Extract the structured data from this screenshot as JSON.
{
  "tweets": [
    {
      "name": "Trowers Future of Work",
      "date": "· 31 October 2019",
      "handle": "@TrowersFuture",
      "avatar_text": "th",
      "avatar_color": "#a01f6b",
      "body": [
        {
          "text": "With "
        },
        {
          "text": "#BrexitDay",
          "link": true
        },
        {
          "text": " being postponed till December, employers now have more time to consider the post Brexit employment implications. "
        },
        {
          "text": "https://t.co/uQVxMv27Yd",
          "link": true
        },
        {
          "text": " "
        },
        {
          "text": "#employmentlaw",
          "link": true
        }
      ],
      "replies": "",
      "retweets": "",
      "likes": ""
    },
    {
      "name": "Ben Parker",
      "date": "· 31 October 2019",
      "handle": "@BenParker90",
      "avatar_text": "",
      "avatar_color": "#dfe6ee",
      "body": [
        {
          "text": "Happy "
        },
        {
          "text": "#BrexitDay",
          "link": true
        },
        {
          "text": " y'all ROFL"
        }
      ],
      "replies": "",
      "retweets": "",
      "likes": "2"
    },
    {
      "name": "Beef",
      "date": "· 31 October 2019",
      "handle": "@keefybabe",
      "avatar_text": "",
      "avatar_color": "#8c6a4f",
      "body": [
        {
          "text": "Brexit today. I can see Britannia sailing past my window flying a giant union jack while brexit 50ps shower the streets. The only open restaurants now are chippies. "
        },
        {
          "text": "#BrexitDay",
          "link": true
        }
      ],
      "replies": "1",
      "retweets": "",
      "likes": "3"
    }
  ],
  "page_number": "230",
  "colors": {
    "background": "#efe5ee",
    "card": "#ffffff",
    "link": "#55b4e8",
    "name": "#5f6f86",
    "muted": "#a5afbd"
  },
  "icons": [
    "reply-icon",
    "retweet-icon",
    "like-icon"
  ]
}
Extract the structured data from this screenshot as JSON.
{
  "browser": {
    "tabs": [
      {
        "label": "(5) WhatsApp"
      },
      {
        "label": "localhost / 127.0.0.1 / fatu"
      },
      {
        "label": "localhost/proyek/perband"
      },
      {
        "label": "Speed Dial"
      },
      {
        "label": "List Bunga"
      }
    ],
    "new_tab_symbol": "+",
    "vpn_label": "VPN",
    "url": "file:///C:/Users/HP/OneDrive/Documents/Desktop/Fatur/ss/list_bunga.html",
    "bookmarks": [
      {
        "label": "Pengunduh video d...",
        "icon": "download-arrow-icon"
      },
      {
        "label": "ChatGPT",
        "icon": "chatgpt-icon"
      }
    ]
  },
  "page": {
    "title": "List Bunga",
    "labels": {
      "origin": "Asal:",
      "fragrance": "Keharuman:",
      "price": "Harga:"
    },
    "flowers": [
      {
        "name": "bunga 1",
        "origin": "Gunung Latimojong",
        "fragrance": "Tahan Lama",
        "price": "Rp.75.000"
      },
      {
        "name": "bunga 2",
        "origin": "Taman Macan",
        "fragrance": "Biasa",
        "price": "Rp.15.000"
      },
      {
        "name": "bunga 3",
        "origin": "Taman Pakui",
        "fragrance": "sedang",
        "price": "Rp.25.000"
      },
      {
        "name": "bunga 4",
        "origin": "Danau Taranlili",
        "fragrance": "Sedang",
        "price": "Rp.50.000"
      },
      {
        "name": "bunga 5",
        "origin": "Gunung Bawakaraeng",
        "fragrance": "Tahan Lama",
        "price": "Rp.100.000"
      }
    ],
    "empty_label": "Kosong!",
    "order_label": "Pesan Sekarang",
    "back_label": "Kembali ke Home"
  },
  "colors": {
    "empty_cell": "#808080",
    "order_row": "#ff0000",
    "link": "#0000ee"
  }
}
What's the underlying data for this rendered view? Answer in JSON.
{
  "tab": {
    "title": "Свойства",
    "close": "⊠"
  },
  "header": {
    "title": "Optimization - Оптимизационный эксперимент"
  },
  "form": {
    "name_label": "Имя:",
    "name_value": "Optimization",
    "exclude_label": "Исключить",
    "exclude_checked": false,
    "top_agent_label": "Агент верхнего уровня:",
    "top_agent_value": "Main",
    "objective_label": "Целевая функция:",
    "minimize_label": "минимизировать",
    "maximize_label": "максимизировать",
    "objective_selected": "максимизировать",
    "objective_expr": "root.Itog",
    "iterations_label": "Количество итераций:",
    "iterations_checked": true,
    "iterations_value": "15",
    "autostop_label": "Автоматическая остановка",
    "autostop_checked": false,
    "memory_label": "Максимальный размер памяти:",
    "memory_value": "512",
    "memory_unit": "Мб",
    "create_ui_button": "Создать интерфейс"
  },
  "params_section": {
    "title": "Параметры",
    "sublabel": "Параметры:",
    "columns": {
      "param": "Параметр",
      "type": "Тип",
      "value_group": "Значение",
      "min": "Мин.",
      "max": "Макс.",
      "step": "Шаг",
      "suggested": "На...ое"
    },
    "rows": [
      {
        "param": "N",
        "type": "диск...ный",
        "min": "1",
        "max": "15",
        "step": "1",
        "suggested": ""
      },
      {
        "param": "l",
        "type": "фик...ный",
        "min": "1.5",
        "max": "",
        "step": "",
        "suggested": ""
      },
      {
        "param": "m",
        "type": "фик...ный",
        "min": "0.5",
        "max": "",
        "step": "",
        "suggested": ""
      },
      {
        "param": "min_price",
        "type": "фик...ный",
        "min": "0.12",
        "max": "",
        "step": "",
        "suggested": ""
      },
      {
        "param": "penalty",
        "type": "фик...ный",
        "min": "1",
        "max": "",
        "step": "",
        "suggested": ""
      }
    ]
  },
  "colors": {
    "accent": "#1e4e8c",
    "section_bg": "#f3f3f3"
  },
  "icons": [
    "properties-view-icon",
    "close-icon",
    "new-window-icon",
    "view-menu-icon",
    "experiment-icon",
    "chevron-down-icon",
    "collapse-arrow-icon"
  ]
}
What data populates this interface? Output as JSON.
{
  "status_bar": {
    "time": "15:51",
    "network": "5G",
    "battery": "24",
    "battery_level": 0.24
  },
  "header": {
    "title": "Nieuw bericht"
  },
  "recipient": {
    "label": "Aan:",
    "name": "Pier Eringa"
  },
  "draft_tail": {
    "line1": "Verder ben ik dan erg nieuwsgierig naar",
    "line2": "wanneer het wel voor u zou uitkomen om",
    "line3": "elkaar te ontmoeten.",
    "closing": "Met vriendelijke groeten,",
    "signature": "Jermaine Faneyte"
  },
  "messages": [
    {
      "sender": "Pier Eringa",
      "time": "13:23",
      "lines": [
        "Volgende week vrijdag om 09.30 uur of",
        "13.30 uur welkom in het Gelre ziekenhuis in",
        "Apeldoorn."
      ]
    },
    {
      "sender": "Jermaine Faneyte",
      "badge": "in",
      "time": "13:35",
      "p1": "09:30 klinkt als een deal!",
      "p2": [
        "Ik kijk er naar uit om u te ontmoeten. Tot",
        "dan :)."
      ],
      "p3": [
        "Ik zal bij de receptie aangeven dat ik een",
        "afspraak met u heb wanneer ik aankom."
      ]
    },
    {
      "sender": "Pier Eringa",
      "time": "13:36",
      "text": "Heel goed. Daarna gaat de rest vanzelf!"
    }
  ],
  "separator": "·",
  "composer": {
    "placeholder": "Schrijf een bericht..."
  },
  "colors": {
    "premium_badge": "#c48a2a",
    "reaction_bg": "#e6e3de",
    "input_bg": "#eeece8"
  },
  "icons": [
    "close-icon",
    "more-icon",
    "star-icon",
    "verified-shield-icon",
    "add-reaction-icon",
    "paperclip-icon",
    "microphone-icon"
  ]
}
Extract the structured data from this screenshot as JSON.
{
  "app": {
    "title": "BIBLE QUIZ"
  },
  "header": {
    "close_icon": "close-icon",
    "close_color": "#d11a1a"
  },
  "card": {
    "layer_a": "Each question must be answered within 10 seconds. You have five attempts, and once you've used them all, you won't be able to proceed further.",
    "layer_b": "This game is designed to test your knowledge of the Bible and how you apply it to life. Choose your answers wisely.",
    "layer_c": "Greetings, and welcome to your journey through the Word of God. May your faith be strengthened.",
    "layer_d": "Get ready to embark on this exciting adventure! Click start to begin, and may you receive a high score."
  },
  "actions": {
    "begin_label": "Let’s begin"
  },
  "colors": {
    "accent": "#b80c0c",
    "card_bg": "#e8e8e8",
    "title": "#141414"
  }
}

#####

Written problem: Make a copy of each line that contains the string "Jermaine".

Answer below:
    "signature": "Jermaine Faneyte"
      "sender": "Jermaine Faneyte",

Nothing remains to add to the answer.